Exercise prompt => Please format the records, from their first line through the line containing "footprint-icon — [437, 332, 448, 347]", as a JSON list of strings with one string per line and blank lines omitted.

Element position data:
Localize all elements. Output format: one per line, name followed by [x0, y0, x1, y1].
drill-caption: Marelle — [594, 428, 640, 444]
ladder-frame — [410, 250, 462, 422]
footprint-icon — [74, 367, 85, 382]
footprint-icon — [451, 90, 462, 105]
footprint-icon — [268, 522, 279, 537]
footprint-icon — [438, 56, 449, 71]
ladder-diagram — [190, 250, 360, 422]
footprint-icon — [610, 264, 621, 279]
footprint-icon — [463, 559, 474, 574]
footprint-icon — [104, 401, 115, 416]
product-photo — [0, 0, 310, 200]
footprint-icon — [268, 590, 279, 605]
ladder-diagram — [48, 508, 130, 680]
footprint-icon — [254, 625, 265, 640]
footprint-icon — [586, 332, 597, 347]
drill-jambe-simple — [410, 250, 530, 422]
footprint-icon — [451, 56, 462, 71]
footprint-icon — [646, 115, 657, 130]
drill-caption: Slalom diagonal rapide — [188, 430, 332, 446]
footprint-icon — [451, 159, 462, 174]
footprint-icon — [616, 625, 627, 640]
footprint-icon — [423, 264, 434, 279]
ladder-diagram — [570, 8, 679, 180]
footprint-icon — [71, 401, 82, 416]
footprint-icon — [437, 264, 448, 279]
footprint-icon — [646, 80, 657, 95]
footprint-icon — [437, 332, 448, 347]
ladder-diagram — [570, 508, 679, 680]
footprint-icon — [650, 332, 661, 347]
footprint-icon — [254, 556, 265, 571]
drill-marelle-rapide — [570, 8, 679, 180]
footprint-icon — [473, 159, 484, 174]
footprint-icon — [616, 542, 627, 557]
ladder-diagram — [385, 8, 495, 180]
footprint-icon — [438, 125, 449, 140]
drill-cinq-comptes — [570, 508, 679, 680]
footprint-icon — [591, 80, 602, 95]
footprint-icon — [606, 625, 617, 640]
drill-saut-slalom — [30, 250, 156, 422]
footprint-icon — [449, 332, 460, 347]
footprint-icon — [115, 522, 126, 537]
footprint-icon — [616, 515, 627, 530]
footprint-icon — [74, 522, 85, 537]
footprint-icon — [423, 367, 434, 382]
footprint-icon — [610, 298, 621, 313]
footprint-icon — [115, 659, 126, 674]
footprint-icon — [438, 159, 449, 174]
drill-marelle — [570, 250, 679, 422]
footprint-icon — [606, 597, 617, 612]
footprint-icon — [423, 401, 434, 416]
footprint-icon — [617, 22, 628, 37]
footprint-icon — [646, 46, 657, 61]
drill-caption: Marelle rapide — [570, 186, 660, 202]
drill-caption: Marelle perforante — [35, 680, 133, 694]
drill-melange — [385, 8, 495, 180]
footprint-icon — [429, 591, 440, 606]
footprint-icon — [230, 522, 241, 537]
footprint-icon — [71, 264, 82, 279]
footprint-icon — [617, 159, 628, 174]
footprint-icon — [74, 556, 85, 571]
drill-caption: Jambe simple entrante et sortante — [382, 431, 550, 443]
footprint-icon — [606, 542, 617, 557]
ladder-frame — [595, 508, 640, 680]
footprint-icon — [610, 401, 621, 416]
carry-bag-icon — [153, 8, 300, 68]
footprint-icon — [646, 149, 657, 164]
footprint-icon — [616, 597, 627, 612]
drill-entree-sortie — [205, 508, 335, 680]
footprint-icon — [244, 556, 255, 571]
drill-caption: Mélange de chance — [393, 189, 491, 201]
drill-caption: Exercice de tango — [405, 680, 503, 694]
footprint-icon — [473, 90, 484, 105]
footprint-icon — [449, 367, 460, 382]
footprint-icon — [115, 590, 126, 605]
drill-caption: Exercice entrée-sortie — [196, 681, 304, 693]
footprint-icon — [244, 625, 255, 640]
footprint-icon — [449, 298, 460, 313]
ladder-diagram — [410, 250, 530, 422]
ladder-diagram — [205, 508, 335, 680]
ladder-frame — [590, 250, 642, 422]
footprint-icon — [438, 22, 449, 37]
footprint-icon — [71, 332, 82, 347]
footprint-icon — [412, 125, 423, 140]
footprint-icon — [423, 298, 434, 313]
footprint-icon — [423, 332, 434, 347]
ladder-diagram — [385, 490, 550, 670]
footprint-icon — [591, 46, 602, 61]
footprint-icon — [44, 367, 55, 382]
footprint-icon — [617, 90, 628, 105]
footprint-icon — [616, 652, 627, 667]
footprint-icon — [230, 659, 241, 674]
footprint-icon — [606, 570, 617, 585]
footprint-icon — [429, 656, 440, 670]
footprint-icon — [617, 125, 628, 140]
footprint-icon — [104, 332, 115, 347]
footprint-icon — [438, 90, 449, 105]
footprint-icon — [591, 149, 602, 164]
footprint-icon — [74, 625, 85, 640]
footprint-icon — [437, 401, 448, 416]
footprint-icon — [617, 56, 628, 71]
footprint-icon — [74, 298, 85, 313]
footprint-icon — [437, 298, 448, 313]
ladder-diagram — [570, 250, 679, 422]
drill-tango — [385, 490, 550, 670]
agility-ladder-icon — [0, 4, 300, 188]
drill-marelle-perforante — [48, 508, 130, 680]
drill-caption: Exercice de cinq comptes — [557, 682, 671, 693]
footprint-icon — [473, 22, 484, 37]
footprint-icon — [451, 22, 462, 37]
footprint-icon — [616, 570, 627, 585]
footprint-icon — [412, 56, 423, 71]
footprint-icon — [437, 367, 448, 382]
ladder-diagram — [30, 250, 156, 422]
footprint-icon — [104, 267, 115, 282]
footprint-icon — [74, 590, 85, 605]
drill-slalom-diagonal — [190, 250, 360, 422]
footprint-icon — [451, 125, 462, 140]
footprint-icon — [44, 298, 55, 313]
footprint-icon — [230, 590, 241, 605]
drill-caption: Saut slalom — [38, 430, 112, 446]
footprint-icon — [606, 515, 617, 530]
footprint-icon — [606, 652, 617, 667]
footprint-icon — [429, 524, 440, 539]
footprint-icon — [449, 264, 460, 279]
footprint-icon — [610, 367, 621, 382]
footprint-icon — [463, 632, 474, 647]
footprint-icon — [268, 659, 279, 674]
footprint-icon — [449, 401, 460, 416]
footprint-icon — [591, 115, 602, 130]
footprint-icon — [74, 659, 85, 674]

Right answer =>
[
  "Localize all elements. Output format: one per line, name followed by [x0, y0, x1, y1].",
  "drill-caption: Marelle — [594, 428, 640, 444]",
  "ladder-frame — [410, 250, 462, 422]",
  "footprint-icon — [74, 367, 85, 382]",
  "footprint-icon — [451, 90, 462, 105]",
  "footprint-icon — [268, 522, 279, 537]",
  "footprint-icon — [438, 56, 449, 71]",
  "ladder-diagram — [190, 250, 360, 422]",
  "footprint-icon — [610, 264, 621, 279]",
  "footprint-icon — [463, 559, 474, 574]",
  "footprint-icon — [104, 401, 115, 416]",
  "product-photo — [0, 0, 310, 200]",
  "footprint-icon — [268, 590, 279, 605]",
  "ladder-diagram — [48, 508, 130, 680]",
  "footprint-icon — [254, 625, 265, 640]",
  "footprint-icon — [586, 332, 597, 347]",
  "drill-jambe-simple — [410, 250, 530, 422]",
  "footprint-icon — [451, 56, 462, 71]",
  "footprint-icon — [646, 115, 657, 130]",
  "drill-caption: Slalom diagonal rapide — [188, 430, 332, 446]",
  "footprint-icon — [451, 159, 462, 174]",
  "footprint-icon — [616, 625, 627, 640]",
  "footprint-icon — [423, 264, 434, 279]",
  "ladder-diagram — [570, 8, 679, 180]",
  "footprint-icon — [71, 401, 82, 416]",
  "footprint-icon — [437, 264, 448, 279]",
  "footprint-icon — [646, 80, 657, 95]",
  "footprint-icon — [437, 332, 448, 347]"
]